GIVEN REQUEST:
Each line containing the word "paragraph" must be collected.

Records:
=-=-=

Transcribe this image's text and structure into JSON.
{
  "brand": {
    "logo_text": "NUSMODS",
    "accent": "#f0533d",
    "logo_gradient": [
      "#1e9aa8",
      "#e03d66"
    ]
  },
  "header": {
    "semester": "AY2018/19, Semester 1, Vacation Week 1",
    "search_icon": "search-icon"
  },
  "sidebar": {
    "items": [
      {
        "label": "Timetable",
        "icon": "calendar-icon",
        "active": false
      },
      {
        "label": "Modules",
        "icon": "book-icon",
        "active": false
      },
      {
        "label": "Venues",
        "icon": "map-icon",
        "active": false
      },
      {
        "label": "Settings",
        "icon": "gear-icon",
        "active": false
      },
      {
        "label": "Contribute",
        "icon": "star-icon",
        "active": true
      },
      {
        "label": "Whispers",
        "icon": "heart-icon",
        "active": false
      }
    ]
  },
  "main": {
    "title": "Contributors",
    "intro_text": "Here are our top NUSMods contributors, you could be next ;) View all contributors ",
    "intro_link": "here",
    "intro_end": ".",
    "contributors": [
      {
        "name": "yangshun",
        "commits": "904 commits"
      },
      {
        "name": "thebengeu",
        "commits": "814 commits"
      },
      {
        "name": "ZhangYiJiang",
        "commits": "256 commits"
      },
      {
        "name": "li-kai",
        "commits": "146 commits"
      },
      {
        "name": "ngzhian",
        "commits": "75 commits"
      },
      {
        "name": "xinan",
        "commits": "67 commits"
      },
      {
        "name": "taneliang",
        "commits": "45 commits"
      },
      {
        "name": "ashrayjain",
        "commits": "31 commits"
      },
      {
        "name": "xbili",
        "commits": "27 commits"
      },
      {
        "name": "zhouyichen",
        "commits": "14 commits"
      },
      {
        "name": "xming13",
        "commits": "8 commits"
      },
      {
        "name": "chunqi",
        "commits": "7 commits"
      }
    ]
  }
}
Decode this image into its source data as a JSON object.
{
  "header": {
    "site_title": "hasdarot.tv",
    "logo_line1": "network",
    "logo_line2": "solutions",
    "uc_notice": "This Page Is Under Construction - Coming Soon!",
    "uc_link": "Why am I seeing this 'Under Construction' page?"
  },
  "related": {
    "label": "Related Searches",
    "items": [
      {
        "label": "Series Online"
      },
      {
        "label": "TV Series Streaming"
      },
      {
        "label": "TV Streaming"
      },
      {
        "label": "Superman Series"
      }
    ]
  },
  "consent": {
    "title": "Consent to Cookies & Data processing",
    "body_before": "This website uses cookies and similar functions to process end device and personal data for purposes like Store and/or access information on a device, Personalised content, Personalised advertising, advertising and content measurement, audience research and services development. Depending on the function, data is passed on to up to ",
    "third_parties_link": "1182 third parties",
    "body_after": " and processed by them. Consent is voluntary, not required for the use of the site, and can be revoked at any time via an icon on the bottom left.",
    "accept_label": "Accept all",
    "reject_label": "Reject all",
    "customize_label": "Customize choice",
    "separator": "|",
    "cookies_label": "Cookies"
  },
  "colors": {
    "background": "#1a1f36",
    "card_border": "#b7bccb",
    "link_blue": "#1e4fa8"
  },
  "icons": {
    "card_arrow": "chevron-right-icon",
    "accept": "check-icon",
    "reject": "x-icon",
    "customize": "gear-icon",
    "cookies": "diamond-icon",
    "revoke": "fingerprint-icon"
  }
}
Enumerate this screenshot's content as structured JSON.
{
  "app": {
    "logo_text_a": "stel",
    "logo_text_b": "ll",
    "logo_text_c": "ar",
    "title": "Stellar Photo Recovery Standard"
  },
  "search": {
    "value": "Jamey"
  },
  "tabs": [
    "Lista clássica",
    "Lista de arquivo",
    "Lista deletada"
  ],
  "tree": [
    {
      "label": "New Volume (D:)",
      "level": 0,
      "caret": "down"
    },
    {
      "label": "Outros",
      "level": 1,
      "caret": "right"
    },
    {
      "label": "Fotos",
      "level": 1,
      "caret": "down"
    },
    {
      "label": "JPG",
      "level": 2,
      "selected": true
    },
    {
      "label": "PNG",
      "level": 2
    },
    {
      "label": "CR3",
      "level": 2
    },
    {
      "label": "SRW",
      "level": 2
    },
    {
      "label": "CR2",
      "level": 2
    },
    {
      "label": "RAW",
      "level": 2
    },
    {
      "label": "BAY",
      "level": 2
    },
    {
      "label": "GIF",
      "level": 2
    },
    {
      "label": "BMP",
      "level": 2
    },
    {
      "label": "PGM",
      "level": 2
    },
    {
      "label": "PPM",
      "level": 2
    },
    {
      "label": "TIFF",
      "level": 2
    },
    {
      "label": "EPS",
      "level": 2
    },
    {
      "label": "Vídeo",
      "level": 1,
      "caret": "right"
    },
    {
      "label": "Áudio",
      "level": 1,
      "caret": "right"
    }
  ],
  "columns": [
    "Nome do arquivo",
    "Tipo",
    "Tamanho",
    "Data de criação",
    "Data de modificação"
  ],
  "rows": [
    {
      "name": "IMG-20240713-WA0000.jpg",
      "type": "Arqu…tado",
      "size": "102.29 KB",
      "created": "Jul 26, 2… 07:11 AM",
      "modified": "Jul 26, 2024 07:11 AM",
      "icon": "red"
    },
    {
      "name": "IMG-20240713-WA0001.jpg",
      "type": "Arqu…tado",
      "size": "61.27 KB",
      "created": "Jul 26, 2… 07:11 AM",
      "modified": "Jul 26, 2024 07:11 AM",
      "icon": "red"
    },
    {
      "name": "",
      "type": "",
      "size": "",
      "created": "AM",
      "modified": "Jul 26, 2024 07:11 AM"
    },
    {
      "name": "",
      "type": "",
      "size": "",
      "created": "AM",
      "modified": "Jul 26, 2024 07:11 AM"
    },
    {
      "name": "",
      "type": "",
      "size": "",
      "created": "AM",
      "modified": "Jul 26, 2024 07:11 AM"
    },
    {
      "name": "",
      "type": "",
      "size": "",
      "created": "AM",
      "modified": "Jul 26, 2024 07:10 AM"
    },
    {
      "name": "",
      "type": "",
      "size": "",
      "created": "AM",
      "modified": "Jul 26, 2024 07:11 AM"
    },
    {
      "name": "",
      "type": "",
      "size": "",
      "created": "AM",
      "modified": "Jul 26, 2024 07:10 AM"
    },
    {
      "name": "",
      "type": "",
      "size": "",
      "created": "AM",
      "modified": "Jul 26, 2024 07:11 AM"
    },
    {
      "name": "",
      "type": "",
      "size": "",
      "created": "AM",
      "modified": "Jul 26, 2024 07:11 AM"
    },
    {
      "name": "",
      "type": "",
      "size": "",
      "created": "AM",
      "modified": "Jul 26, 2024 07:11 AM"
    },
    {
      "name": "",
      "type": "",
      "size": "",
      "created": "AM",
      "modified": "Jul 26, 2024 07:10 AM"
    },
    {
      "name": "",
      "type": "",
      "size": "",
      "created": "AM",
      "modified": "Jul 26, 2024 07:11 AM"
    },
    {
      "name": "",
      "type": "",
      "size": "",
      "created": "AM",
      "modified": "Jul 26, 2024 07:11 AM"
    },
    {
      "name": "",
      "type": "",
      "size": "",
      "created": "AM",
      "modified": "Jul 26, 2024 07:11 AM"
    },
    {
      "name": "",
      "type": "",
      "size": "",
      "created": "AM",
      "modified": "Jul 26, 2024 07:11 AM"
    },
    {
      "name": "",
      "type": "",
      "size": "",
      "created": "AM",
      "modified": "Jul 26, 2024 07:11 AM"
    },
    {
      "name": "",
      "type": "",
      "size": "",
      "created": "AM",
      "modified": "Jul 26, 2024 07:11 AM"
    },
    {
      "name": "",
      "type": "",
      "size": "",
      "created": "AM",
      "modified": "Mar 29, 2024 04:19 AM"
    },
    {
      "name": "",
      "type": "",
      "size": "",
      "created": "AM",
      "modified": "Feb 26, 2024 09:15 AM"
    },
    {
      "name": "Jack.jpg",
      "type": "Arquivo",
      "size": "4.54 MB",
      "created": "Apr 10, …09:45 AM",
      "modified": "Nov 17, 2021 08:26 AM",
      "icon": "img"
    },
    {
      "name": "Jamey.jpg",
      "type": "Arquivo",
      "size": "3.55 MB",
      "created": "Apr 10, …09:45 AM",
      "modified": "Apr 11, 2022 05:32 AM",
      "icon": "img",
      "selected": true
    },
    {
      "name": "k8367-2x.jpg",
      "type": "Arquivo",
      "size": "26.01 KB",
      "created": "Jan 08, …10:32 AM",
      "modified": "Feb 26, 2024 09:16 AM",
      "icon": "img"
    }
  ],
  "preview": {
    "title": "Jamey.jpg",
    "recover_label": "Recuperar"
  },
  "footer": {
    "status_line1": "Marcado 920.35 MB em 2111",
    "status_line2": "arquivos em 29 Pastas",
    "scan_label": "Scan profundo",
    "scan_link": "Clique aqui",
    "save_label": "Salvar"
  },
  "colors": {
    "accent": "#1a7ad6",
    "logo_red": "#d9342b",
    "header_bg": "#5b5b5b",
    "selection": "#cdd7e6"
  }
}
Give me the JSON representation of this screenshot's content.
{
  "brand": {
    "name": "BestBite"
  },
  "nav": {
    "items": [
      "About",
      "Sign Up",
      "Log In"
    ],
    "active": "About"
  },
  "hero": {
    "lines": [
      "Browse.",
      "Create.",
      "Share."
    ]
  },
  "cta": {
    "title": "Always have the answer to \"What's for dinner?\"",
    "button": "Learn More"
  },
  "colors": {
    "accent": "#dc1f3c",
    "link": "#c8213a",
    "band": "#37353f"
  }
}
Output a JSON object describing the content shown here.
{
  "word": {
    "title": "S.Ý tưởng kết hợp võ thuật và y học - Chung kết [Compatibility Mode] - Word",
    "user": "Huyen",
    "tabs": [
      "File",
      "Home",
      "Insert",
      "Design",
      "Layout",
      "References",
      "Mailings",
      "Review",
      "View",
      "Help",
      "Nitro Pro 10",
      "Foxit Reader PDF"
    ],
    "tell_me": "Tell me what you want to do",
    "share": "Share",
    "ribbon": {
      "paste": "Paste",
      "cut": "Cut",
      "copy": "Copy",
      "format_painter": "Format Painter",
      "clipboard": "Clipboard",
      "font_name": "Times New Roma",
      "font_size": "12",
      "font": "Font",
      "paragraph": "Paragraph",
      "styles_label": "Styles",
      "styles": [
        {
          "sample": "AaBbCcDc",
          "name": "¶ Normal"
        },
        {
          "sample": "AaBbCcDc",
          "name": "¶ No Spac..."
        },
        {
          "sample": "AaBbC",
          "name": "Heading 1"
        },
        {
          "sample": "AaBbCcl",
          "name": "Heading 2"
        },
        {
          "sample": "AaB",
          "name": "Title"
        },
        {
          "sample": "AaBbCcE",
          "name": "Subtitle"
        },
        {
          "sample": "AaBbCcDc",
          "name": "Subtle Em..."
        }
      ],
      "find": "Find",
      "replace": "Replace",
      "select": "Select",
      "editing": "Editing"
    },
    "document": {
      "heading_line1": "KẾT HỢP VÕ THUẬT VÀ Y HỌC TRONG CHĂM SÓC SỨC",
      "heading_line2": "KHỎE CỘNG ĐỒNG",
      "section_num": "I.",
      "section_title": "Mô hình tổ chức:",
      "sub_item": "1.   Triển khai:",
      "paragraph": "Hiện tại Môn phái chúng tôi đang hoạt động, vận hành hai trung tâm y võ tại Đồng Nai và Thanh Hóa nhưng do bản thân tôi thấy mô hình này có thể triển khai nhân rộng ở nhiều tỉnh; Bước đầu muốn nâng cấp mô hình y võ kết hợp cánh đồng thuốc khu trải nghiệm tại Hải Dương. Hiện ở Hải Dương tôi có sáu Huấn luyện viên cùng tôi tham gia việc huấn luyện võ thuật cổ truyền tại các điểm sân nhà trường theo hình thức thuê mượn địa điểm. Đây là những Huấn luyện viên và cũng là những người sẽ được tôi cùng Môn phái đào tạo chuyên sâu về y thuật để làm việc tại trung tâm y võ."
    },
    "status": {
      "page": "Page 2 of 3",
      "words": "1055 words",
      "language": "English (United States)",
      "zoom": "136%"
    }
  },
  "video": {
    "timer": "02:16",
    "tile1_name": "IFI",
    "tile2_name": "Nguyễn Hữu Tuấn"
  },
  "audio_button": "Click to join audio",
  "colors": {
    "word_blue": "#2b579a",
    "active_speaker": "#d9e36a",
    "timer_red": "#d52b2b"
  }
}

=-=-=

WRITTEN REPLY:
      "paragraph": "Paragraph",
      "paragraph": "Hiện tại Môn phái chúng tôi đang hoạt động, vận hành hai trung tâm y võ tại Đồng Nai và Thanh Hóa nhưng do bản thân tôi thấy mô hình này có thể triển khai nhân rộng ở nhiều tỉnh; Bước đầu muốn nâng cấp mô hình y võ kết hợp cánh đồng thuốc khu trải nghiệm tại Hải Dương. Hiện ở Hải Dương tôi có sáu Huấn luyện viên cùng tôi tham gia việc huấn luyện võ thuật cổ truyền tại các điểm sân nhà trường theo hình thức thuê mượn địa điểm. Đây là những Huấn luyện viên và cũng là những người sẽ được tôi cùng Môn phái đào tạo chuyên sâu về y thuật để làm việc tại trung tâm y võ."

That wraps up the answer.